**Excerpted data**.
* * *

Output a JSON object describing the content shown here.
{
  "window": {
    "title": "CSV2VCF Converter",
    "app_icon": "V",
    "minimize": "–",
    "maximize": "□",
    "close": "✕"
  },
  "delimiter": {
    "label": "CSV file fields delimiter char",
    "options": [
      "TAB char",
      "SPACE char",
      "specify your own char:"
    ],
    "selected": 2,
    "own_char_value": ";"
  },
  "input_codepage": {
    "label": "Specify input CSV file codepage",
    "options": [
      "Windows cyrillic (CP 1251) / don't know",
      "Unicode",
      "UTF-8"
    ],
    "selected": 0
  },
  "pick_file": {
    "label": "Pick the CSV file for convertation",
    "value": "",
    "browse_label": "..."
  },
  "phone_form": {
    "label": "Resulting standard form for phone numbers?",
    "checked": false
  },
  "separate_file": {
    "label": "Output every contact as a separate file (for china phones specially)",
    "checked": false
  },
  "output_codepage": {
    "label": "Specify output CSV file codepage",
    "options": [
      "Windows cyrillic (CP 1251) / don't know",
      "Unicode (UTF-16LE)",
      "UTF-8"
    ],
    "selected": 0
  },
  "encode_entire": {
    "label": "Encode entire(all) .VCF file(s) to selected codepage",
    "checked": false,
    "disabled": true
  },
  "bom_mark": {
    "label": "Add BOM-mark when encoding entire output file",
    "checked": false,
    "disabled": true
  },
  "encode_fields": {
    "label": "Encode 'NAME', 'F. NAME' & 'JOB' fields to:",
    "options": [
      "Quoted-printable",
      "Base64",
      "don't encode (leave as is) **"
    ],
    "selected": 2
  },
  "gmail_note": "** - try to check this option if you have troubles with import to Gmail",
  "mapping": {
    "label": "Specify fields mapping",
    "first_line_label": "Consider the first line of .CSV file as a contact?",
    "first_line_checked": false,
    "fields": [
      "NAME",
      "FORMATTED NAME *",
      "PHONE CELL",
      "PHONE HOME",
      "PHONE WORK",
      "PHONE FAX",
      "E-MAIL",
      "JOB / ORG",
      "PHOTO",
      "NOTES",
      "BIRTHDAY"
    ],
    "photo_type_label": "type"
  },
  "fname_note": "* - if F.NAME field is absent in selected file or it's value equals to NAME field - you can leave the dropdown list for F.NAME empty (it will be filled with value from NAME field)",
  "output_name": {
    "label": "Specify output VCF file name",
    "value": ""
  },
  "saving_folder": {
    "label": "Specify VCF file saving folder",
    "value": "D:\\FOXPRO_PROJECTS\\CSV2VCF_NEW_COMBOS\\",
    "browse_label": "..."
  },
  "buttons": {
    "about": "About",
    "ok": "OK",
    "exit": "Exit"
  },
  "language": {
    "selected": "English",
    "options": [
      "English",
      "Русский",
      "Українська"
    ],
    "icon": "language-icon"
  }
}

* * *

**Given request**. All of the entries need to be reproduced exactly; please write them out.

**Problem solution**.
Output a JSON object describing the content shown here.
{
  "window": {
    "title": "CSV2VCF Converter",
    "app_icon": "V",
    "minimize": "–",
    "maximize": "□",
    "close": "✕"
  },
  "delimiter": {
    "label": "CSV file fields delimiter char",
    "options": [
      "TAB char",
      "SPACE char",
      "specify your own char:"
    ],
    "selected": 2,
    "own_char_value": ";"
  },
  "input_codepage": {
    "label": "Specify input CSV file codepage",
    "options": [
      "Windows cyrillic (CP 1251) / don't know",
      "Unicode",
      "UTF-8"
    ],
    "selected": 0
  },
  "pick_file": {
    "label": "Pick the CSV file for convertation",
    "value": "",
    "browse_label": "..."
  },
  "phone_form": {
    "label": "Resulting standard form for phone numbers?",
    "checked": false
  },
  "separate_file": {
    "label": "Output every contact as a separate file (for china phones specially)",
    "checked": false
  },
  "output_codepage": {
    "label": "Specify output CSV file codepage",
    "options": [
      "Windows cyrillic (CP 1251) / don't know",
      "Unicode (UTF-16LE)",
      "UTF-8"
    ],
    "selected": 0
  },
  "encode_entire": {
    "label": "Encode entire(all) .VCF file(s) to selected codepage",
    "checked": false,
    "disabled": true
  },
  "bom_mark": {
    "label": "Add BOM-mark when encoding entire output file",
    "checked": false,
    "disabled": true
  },
  "encode_fields": {
    "label": "Encode 'NAME', 'F. NAME' & 'JOB' fields to:",
    "options": [
      "Quoted-printable",
      "Base64",
      "don't encode (leave as is) **"
    ],
    "selected": 2
  },
  "gmail_note": "** - try to check this option if you have troubles with import to Gmail",
  "mapping": {
    "label": "Specify fields mapping",
    "first_line_label": "Consider the first line of .CSV file as a contact?",
    "first_line_checked": false,
    "fields": [
      "NAME",
      "FORMATTED NAME *",
      "PHONE CELL",
      "PHONE HOME",
      "PHONE WORK",
      "PHONE FAX",
      "E-MAIL",
      "JOB / ORG",
      "PHOTO",
      "NOTES",
      "BIRTHDAY"
    ],
    "photo_type_label": "type"
  },
  "fname_note": "* - if F.NAME field is absent in selected file or it's value equals to NAME field - you can leave the dropdown list for F.NAME empty (it will be filled with value from NAME field)",
  "output_name": {
    "label": "Specify output VCF file name",
    "value": ""
  },
  "saving_folder": {
    "label": "Specify VCF file saving folder",
    "value": "D:\\FOXPRO_PROJECTS\\CSV2VCF_NEW_COMBOS\\",
    "browse_label": "..."
  },
  "buttons": {
    "about": "About",
    "ok": "OK",
    "exit": "Exit"
  },
  "language": {
    "selected": "English",
    "options": [
      "English",
      "Русский",
      "Українська"
    ],
    "icon": "language-icon"
  }
}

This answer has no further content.